** Start Supplied entries **

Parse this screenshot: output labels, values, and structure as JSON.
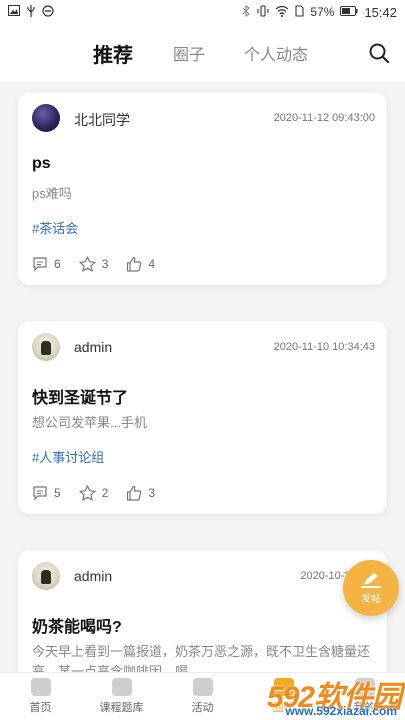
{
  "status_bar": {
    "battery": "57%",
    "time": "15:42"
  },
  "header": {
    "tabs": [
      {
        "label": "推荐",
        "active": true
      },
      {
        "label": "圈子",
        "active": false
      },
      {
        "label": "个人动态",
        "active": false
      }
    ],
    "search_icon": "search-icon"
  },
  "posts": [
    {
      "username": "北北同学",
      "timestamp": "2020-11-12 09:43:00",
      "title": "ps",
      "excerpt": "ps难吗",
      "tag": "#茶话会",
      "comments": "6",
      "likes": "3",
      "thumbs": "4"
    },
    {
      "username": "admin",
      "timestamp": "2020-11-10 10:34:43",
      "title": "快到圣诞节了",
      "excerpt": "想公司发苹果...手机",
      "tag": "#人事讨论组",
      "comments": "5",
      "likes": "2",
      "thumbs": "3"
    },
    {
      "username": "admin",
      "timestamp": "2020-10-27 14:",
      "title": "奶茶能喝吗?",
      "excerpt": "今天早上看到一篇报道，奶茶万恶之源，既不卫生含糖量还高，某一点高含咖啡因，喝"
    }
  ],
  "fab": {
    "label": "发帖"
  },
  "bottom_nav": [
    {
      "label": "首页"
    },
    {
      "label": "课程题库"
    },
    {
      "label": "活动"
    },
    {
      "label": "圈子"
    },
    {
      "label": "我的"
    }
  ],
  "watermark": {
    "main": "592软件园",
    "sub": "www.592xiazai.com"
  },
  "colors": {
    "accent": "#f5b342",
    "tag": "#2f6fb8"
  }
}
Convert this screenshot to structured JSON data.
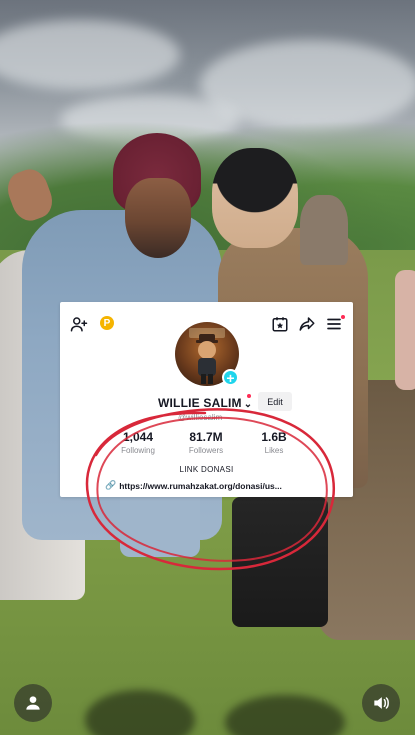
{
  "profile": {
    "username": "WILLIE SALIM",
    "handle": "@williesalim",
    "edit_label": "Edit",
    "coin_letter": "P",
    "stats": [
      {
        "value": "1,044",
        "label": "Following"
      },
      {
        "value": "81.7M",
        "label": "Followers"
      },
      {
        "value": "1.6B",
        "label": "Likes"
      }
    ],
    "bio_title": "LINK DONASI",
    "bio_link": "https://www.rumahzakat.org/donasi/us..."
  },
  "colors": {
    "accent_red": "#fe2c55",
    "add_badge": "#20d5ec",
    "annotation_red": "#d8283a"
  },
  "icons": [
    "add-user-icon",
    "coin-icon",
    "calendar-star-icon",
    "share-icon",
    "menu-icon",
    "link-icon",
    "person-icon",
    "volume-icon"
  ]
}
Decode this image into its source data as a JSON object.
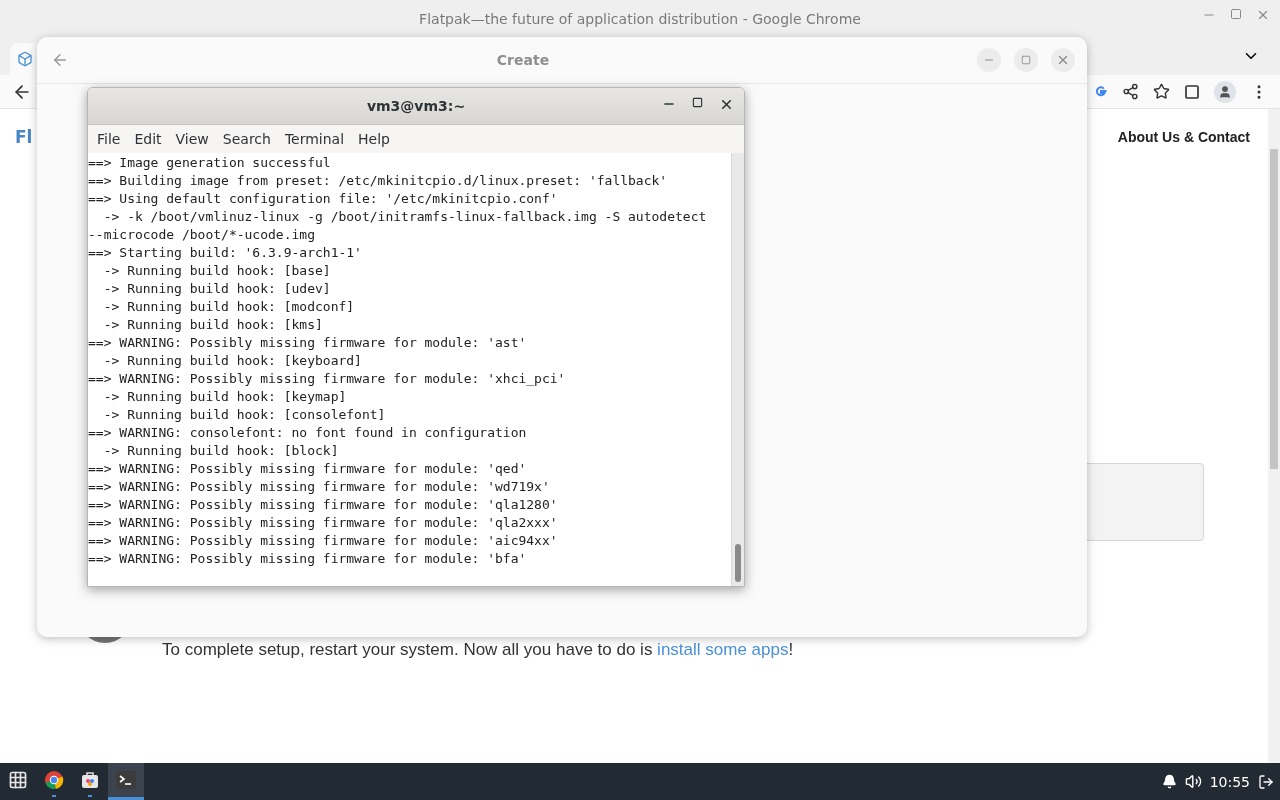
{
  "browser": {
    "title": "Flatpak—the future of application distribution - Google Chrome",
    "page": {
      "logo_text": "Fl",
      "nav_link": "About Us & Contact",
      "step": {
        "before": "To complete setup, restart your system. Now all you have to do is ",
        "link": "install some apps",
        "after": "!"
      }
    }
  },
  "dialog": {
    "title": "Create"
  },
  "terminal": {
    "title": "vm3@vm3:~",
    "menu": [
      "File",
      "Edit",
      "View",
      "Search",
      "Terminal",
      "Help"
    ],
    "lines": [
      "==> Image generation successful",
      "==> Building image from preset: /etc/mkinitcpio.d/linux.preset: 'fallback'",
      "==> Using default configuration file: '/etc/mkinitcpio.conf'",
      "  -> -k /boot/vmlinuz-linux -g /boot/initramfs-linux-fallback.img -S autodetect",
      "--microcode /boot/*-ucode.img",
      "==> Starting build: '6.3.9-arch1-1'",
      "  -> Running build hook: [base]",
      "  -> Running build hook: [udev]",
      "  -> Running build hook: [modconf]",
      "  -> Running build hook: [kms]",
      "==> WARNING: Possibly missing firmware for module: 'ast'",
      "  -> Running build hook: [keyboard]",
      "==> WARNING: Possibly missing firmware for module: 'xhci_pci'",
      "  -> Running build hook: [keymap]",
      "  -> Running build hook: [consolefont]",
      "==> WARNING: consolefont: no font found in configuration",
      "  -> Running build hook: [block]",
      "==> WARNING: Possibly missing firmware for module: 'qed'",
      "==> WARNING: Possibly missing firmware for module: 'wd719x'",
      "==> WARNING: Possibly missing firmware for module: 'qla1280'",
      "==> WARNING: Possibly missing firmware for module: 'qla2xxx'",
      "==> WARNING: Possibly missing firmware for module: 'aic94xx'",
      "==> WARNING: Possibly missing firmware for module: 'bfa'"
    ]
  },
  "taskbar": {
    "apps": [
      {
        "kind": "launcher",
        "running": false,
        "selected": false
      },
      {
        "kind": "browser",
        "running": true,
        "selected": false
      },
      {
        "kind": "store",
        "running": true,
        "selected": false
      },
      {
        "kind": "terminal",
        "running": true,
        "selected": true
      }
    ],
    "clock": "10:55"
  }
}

** End Supplied entries **

- What to do
Pictures are to be left out; all else in the entries above is to be quoted exactly.

- Written solution
Parse this screenshot: output labels, values, and structure as JSON.
{
  "status_bar": {
    "battery": "57%",
    "time": "15:42"
  },
  "header": {
    "tabs": [
      {
        "label": "推荐",
        "active": true
      },
      {
        "label": "圈子",
        "active": false
      },
      {
        "label": "个人动态",
        "active": false
      }
    ],
    "search_icon": "search-icon"
  },
  "posts": [
    {
      "username": "北北同学",
      "timestamp": "2020-11-12 09:43:00",
      "title": "ps",
      "excerpt": "ps难吗",
      "tag": "#茶话会",
      "comments": "6",
      "likes": "3",
      "thumbs": "4"
    },
    {
      "username": "admin",
      "timestamp": "2020-11-10 10:34:43",
      "title": "快到圣诞节了",
      "excerpt": "想公司发苹果...手机",
      "tag": "#人事讨论组",
      "comments": "5",
      "likes": "2",
      "thumbs": "3"
    },
    {
      "username": "admin",
      "timestamp": "2020-10-27 14:",
      "title": "奶茶能喝吗?",
      "excerpt": "今天早上看到一篇报道，奶茶万恶之源，既不卫生含糖量还高，某一点高含咖啡因，喝"
    }
  ],
  "fab": {
    "label": "发帖"
  },
  "bottom_nav": [
    {
      "label": "首页"
    },
    {
      "label": "课程题库"
    },
    {
      "label": "活动"
    },
    {
      "label": "圈子"
    },
    {
      "label": "我的"
    }
  ],
  "watermark": {
    "main": "592软件园",
    "sub": "www.592xiazai.com"
  },
  "colors": {
    "accent": "#f5b342",
    "tag": "#2f6fb8"
  }
}
Convert this screenshot to structured JSON data.
{
  "profile": {
    "username": "WILLIE SALIM",
    "handle": "@williesalim",
    "edit_label": "Edit",
    "coin_letter": "P",
    "stats": [
      {
        "value": "1,044",
        "label": "Following"
      },
      {
        "value": "81.7M",
        "label": "Followers"
      },
      {
        "value": "1.6B",
        "label": "Likes"
      }
    ],
    "bio_title": "LINK DONASI",
    "bio_link": "https://www.rumahzakat.org/donasi/us..."
  },
  "colors": {
    "accent_red": "#fe2c55",
    "add_badge": "#20d5ec",
    "annotation_red": "#d8283a"
  },
  "icons": [
    "add-user-icon",
    "coin-icon",
    "calendar-star-icon",
    "share-icon",
    "menu-icon",
    "link-icon",
    "person-icon",
    "volume-icon"
  ]
}
Decode this image into its source data as a JSON object.
{
  "browser": {
    "title": "Flatpak—the future of application distribution - Google Chrome",
    "page": {
      "logo_text": "Fl",
      "nav_link": "About Us & Contact",
      "step": {
        "before": "To complete setup, restart your system. Now all you have to do is ",
        "link": "install some apps",
        "after": "!"
      }
    }
  },
  "dialog": {
    "title": "Create"
  },
  "terminal": {
    "title": "vm3@vm3:~",
    "menu": [
      "File",
      "Edit",
      "View",
      "Search",
      "Terminal",
      "Help"
    ],
    "lines": [
      "==> Image generation successful",
      "==> Building image from preset: /etc/mkinitcpio.d/linux.preset: 'fallback'",
      "==> Using default configuration file: '/etc/mkinitcpio.conf'",
      "  -> -k /boot/vmlinuz-linux -g /boot/initramfs-linux-fallback.img -S autodetect",
      "--microcode /boot/*-ucode.img",
      "==> Starting build: '6.3.9-arch1-1'",
      "  -> Running build hook: [base]",
      "  -> Running build hook: [udev]",
      "  -> Running build hook: [modconf]",
      "  -> Running build hook: [kms]",
      "==> WARNING: Possibly missing firmware for module: 'ast'",
      "  -> Running build hook: [keyboard]",
      "==> WARNING: Possibly missing firmware for module: 'xhci_pci'",
      "  -> Running build hook: [keymap]",
      "  -> Running build hook: [consolefont]",
      "==> WARNING: consolefont: no font found in configuration",
      "  -> Running build hook: [block]",
      "==> WARNING: Possibly missing firmware for module: 'qed'",
      "==> WARNING: Possibly missing firmware for module: 'wd719x'",
      "==> WARNING: Possibly missing firmware for module: 'qla1280'",
      "==> WARNING: Possibly missing firmware for module: 'qla2xxx'",
      "==> WARNING: Possibly missing firmware for module: 'aic94xx'",
      "==> WARNING: Possibly missing firmware for module: 'bfa'"
    ]
  },
  "taskbar": {
    "apps": [
      {
        "kind": "launcher",
        "running": false,
        "selected": false
      },
      {
        "kind": "browser",
        "running": true,
        "selected": false
      },
      {
        "kind": "store",
        "running": true,
        "selected": false
      },
      {
        "kind": "terminal",
        "running": true,
        "selected": true
      }
    ],
    "clock": "10:55"
  }
}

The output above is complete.